## Task statement
Which lines hold the word "subtitle"? Copy each of them from the material.

Excerpts from a figure dataset
'''

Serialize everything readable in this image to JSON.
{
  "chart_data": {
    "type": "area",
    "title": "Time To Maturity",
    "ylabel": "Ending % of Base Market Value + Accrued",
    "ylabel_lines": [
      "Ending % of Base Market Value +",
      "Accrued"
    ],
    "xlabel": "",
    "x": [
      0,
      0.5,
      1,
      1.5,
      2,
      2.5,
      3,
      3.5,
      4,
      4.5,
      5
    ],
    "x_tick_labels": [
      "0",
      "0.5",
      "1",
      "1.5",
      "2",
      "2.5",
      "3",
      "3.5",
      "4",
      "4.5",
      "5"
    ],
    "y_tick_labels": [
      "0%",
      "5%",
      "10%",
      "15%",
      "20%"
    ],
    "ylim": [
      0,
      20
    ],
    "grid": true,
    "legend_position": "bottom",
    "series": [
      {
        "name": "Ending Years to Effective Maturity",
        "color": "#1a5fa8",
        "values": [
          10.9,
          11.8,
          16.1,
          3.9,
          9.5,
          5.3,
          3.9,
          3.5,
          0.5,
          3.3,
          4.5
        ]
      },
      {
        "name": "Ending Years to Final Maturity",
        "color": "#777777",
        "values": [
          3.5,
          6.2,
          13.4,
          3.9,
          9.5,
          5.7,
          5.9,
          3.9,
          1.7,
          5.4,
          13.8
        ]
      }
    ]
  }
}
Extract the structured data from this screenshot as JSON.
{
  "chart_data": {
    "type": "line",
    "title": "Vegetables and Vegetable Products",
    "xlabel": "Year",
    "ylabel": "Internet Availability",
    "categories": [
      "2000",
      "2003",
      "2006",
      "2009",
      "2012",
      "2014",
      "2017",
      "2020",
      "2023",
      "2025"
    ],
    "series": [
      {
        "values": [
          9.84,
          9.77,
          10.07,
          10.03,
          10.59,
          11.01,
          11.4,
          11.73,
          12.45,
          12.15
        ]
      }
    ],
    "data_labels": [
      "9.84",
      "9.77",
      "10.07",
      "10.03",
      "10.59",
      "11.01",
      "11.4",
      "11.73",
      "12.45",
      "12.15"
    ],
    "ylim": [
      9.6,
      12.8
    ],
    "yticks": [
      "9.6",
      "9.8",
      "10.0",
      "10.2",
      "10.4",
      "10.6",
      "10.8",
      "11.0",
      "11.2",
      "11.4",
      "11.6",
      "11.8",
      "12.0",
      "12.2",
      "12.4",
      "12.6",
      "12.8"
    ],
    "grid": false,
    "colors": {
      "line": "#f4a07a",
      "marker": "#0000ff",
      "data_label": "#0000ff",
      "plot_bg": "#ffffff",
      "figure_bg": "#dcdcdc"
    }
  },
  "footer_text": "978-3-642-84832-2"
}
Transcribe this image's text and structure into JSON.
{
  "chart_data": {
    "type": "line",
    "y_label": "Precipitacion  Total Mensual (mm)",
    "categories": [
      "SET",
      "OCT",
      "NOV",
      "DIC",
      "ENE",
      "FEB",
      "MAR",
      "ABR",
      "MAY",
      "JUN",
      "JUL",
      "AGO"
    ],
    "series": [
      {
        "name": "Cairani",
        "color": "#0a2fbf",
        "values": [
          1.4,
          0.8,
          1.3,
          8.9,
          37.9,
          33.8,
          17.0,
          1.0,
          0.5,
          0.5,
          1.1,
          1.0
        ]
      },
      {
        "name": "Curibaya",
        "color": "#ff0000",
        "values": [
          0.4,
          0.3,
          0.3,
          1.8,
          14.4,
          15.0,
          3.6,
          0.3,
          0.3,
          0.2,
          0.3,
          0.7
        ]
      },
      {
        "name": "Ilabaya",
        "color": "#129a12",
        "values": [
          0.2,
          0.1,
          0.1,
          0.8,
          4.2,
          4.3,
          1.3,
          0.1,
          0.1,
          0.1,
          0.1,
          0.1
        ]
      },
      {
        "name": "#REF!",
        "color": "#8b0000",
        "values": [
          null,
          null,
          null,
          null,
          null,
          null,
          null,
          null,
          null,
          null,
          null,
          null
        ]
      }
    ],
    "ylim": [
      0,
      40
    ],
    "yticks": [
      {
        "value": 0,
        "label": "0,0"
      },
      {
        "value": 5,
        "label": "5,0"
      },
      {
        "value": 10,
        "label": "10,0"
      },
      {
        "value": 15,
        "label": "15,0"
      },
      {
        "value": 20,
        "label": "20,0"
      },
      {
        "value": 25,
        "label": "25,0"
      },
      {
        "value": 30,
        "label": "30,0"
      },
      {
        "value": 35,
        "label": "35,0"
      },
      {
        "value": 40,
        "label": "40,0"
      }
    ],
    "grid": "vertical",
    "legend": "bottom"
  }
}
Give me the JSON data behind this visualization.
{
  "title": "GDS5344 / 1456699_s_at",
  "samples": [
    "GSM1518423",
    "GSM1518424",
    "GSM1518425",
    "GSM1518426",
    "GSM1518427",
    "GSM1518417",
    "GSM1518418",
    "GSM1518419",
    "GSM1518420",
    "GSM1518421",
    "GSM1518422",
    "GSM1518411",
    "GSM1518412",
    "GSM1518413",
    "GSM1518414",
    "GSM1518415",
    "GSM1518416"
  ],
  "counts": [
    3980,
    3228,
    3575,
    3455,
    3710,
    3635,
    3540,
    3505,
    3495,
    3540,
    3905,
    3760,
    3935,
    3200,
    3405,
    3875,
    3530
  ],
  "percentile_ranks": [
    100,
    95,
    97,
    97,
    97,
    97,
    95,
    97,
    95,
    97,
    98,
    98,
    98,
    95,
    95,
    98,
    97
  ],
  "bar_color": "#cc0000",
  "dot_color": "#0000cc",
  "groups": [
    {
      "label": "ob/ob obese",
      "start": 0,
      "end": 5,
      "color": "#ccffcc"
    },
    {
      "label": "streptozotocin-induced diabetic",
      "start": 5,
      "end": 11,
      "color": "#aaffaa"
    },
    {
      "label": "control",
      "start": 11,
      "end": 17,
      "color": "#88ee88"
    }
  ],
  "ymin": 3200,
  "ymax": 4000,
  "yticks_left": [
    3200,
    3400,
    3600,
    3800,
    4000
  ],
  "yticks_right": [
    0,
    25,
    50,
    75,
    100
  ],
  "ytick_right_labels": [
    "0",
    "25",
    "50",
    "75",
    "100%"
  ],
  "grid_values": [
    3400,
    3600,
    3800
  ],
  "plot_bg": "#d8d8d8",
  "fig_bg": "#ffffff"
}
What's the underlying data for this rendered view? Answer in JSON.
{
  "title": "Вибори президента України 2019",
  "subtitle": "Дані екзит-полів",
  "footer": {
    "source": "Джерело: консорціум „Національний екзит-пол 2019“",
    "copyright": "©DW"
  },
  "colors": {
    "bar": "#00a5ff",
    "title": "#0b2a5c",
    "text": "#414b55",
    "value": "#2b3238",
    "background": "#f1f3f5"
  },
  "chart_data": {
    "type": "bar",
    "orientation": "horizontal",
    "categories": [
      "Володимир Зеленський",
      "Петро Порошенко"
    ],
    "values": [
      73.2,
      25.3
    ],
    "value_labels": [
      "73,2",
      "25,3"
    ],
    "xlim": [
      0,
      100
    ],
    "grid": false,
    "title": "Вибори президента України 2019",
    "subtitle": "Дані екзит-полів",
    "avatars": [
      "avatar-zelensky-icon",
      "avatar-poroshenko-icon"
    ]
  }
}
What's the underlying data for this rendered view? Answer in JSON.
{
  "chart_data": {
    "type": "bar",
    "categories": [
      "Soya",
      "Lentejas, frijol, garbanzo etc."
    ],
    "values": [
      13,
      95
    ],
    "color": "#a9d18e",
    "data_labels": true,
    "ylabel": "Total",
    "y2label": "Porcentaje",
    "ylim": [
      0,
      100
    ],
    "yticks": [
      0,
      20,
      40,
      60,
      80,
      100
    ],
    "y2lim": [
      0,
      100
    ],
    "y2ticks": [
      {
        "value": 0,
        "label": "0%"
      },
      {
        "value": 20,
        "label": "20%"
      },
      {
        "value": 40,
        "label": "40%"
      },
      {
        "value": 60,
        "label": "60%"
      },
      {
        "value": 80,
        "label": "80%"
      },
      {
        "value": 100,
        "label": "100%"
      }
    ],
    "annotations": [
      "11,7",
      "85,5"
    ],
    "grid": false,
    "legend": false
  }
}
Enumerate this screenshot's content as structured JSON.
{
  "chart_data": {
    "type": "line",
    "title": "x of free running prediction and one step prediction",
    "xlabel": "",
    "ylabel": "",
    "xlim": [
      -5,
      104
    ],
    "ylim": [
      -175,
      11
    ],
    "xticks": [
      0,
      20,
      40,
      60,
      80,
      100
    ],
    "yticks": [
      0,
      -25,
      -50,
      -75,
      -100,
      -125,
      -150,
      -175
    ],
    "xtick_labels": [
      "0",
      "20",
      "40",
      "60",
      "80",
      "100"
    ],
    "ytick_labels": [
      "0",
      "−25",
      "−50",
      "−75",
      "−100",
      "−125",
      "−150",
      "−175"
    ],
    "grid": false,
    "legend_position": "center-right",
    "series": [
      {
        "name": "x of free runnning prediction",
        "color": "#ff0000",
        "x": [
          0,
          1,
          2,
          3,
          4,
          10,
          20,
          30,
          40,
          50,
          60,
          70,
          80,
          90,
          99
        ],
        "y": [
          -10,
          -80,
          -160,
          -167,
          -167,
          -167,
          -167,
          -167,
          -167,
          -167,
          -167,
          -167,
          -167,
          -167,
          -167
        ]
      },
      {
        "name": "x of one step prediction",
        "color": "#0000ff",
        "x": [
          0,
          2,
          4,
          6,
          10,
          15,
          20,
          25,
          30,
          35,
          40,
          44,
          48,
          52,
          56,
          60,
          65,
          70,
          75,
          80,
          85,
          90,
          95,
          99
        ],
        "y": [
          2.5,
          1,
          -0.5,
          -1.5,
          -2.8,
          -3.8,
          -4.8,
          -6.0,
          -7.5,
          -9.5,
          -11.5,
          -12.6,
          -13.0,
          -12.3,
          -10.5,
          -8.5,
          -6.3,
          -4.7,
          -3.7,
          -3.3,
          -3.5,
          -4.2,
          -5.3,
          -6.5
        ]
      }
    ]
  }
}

'''

## Written answer
  "subtitle": "Дані екзит-полів",
    "subtitle": "Дані екзит-полів",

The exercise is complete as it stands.